- **WHAT IS BEING ASKED**
Reproduce each line of the following material verbatim, from the first line to the last.

[Page element annotations]
....................

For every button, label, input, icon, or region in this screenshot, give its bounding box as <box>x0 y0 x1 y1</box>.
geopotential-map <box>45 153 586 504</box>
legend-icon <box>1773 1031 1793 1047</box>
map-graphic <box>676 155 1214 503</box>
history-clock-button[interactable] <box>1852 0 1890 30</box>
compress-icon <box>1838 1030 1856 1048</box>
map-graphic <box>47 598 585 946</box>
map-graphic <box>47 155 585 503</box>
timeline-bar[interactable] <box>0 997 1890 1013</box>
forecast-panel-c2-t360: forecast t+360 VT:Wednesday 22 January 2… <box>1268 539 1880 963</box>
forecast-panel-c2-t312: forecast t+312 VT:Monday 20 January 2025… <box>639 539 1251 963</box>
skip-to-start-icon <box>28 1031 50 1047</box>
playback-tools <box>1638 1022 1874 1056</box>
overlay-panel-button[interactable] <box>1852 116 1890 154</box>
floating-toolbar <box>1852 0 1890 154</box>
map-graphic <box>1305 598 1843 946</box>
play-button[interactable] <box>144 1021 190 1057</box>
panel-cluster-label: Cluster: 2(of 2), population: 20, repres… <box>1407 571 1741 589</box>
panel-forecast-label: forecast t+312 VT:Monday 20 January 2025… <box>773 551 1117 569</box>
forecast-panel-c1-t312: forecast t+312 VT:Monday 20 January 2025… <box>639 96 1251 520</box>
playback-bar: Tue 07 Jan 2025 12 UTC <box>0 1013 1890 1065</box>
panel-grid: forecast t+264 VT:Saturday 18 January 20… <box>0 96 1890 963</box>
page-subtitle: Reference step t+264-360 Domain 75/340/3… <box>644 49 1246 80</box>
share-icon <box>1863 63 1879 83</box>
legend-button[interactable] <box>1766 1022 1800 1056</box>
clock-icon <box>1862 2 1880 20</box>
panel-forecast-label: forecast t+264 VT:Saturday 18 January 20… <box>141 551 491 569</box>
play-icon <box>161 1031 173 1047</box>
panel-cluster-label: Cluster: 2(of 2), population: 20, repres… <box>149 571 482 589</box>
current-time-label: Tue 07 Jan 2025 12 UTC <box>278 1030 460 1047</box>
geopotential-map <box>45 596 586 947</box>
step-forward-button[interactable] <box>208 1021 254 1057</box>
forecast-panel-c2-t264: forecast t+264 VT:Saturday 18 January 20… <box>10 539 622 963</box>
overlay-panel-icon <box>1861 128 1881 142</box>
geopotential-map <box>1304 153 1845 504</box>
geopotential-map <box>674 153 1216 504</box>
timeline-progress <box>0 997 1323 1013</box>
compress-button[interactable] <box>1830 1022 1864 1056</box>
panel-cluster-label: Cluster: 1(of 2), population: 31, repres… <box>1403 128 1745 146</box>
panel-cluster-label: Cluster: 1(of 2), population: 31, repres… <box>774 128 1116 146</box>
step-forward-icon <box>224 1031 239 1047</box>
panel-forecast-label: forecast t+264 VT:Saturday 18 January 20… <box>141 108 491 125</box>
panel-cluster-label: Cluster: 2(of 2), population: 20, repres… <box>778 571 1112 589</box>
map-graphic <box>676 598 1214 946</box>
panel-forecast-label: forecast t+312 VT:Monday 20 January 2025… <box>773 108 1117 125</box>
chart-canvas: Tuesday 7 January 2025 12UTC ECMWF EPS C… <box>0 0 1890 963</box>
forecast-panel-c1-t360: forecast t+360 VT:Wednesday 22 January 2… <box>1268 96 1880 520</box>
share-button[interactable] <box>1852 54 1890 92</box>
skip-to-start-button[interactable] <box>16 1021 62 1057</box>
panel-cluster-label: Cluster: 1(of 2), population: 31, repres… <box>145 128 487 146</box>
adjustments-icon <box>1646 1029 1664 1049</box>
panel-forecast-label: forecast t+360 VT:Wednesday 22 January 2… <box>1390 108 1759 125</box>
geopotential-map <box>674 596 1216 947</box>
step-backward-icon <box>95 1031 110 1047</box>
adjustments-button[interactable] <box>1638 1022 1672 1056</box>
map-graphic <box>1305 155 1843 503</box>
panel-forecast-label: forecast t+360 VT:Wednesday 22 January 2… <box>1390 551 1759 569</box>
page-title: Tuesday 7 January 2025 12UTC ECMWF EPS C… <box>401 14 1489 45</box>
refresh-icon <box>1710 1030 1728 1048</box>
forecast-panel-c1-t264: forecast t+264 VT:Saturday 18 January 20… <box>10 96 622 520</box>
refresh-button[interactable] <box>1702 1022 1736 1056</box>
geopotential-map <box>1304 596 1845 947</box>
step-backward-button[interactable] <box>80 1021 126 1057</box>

....................

- **WRITTEN SOLUTION**
For every button, label, input, icon, or region in this screenshot, give its bounding box as <box>x0 y0 x1 y1</box>.
geopotential-map <box>45 153 586 504</box>
legend-icon <box>1773 1031 1793 1047</box>
map-graphic <box>676 155 1214 503</box>
history-clock-button[interactable] <box>1852 0 1890 30</box>
compress-icon <box>1838 1030 1856 1048</box>
map-graphic <box>47 598 585 946</box>
map-graphic <box>47 155 585 503</box>
timeline-bar[interactable] <box>0 997 1890 1013</box>
forecast-panel-c2-t360: forecast t+360 VT:Wednesday 22 January 2… <box>1268 539 1880 963</box>
forecast-panel-c2-t312: forecast t+312 VT:Monday 20 January 2025… <box>639 539 1251 963</box>
skip-to-start-icon <box>28 1031 50 1047</box>
playback-tools <box>1638 1022 1874 1056</box>
overlay-panel-button[interactable] <box>1852 116 1890 154</box>
floating-toolbar <box>1852 0 1890 154</box>
map-graphic <box>1305 598 1843 946</box>
play-button[interactable] <box>144 1021 190 1057</box>
panel-cluster-label: Cluster: 2(of 2), population: 20, repres… <box>1407 571 1741 589</box>
panel-forecast-label: forecast t+312 VT:Monday 20 January 2025… <box>773 551 1117 569</box>
forecast-panel-c1-t312: forecast t+312 VT:Monday 20 January 2025… <box>639 96 1251 520</box>
playback-bar: Tue 07 Jan 2025 12 UTC <box>0 1013 1890 1065</box>
panel-grid: forecast t+264 VT:Saturday 18 January 20… <box>0 96 1890 963</box>
page-subtitle: Reference step t+264-360 Domain 75/340/3… <box>644 49 1246 80</box>
share-icon <box>1863 63 1879 83</box>
legend-button[interactable] <box>1766 1022 1800 1056</box>
clock-icon <box>1862 2 1880 20</box>
panel-forecast-label: forecast t+264 VT:Saturday 18 January 20… <box>141 551 491 569</box>
play-icon <box>161 1031 173 1047</box>
panel-cluster-label: Cluster: 2(of 2), population: 20, repres… <box>149 571 482 589</box>
current-time-label: Tue 07 Jan 2025 12 UTC <box>278 1030 460 1047</box>
geopotential-map <box>45 596 586 947</box>
step-forward-button[interactable] <box>208 1021 254 1057</box>
forecast-panel-c2-t264: forecast t+264 VT:Saturday 18 January 20… <box>10 539 622 963</box>
overlay-panel-icon <box>1861 128 1881 142</box>
geopotential-map <box>1304 153 1845 504</box>
geopotential-map <box>674 153 1216 504</box>
timeline-progress <box>0 997 1323 1013</box>
compress-button[interactable] <box>1830 1022 1864 1056</box>
panel-cluster-label: Cluster: 1(of 2), population: 31, repres… <box>1403 128 1745 146</box>
panel-cluster-label: Cluster: 1(of 2), population: 31, repres… <box>774 128 1116 146</box>
step-forward-icon <box>224 1031 239 1047</box>
panel-forecast-label: forecast t+264 VT:Saturday 18 January 20… <box>141 108 491 125</box>
panel-cluster-label: Cluster: 2(of 2), population: 20, repres… <box>778 571 1112 589</box>
map-graphic <box>676 598 1214 946</box>
panel-forecast-label: forecast t+312 VT:Monday 20 January 2025… <box>773 108 1117 125</box>
chart-canvas: Tuesday 7 January 2025 12UTC ECMWF EPS C… <box>0 0 1890 963</box>
forecast-panel-c1-t360: forecast t+360 VT:Wednesday 22 January 2… <box>1268 96 1880 520</box>
share-button[interactable] <box>1852 54 1890 92</box>
skip-to-start-button[interactable] <box>16 1021 62 1057</box>
panel-cluster-label: Cluster: 1(of 2), population: 31, repres… <box>145 128 487 146</box>
adjustments-icon <box>1646 1029 1664 1049</box>
panel-forecast-label: forecast t+360 VT:Wednesday 22 January 2… <box>1390 108 1759 125</box>
geopotential-map <box>674 596 1216 947</box>
step-backward-icon <box>95 1031 110 1047</box>
adjustments-button[interactable] <box>1638 1022 1672 1056</box>
map-graphic <box>1305 155 1843 503</box>
panel-forecast-label: forecast t+360 VT:Wednesday 22 January 2… <box>1390 551 1759 569</box>
page-title: Tuesday 7 January 2025 12UTC ECMWF EPS C… <box>401 14 1489 45</box>
refresh-icon <box>1710 1030 1728 1048</box>
forecast-panel-c1-t264: forecast t+264 VT:Saturday 18 January 20… <box>10 96 622 520</box>
refresh-button[interactable] <box>1702 1022 1736 1056</box>
geopotential-map <box>1304 596 1845 947</box>
step-backward-button[interactable] <box>80 1021 126 1057</box>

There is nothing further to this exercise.